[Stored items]
#####

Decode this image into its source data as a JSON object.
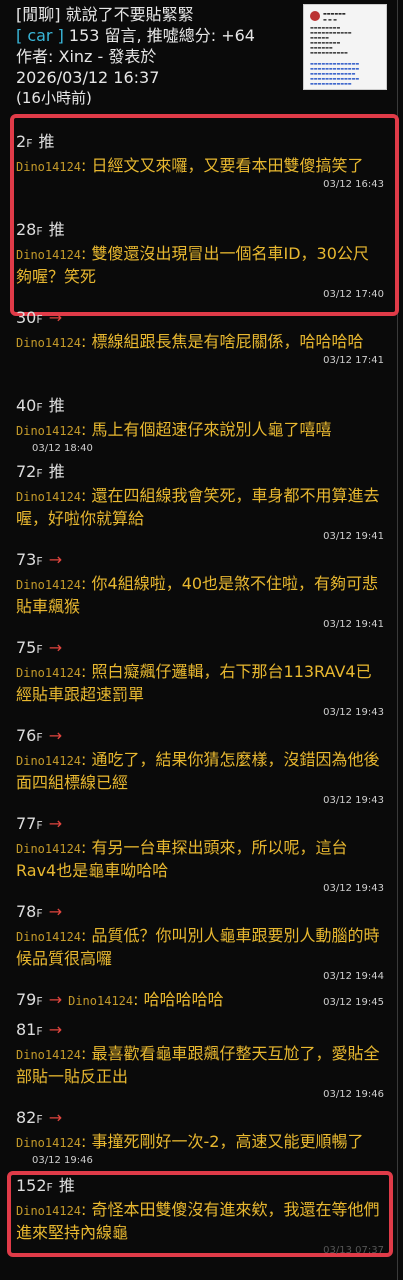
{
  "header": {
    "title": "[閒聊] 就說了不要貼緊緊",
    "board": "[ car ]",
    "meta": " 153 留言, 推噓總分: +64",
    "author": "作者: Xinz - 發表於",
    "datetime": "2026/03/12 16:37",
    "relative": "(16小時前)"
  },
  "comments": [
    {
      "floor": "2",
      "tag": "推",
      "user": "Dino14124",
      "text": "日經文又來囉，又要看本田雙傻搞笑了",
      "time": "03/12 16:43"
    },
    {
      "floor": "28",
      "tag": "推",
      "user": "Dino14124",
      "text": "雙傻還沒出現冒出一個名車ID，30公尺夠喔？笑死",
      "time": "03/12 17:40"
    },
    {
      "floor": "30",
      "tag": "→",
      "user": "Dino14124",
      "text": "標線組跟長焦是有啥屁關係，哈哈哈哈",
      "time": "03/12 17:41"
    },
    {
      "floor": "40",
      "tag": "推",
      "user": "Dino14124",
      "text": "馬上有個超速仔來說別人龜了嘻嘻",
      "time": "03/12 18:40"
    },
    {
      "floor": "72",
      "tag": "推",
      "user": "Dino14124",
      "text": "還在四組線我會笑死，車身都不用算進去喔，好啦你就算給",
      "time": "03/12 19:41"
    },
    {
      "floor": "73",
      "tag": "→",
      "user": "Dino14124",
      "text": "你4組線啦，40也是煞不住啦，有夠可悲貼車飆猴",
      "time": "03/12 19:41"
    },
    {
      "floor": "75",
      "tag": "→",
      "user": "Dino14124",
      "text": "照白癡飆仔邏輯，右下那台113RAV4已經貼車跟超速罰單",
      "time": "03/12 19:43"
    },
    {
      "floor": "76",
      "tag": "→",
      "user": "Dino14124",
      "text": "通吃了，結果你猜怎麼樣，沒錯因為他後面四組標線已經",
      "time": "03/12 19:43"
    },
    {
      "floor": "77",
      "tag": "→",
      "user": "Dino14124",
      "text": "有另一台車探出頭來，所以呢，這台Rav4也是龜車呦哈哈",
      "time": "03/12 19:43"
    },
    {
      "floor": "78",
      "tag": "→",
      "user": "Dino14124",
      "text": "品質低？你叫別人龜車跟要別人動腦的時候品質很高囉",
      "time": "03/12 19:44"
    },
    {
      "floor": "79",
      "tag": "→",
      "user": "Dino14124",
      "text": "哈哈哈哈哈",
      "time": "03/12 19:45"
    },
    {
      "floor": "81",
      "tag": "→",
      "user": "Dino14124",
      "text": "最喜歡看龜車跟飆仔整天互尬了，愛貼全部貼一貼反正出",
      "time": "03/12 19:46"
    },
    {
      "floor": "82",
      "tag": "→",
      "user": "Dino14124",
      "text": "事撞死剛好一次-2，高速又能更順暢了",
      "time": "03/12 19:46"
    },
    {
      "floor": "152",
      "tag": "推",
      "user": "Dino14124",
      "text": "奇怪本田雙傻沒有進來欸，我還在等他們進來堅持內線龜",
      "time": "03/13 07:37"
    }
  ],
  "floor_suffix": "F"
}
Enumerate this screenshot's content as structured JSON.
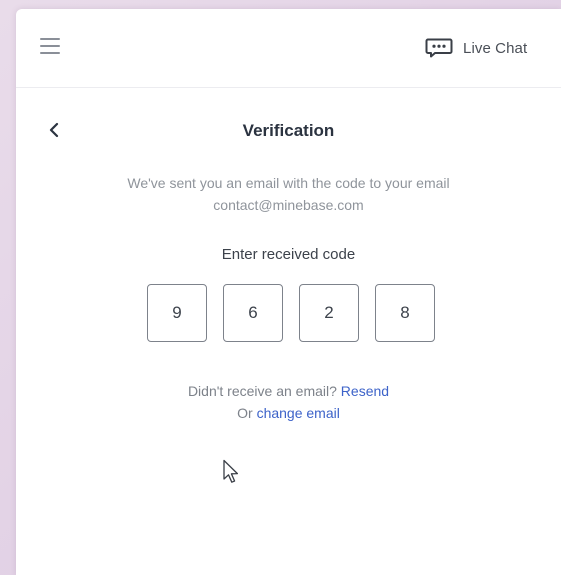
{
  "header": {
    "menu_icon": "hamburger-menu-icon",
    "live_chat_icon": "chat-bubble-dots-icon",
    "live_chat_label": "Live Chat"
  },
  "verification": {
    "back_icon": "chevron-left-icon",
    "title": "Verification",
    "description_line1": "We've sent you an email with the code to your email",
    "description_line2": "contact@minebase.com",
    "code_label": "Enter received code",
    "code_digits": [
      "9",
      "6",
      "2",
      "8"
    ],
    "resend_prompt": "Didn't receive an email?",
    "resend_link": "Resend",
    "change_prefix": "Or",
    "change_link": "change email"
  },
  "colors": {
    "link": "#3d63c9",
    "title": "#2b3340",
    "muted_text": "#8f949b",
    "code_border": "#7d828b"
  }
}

#####

Count the lines in which the string "icon" appears, then report only that figure.

▶ _THE RESULT_
3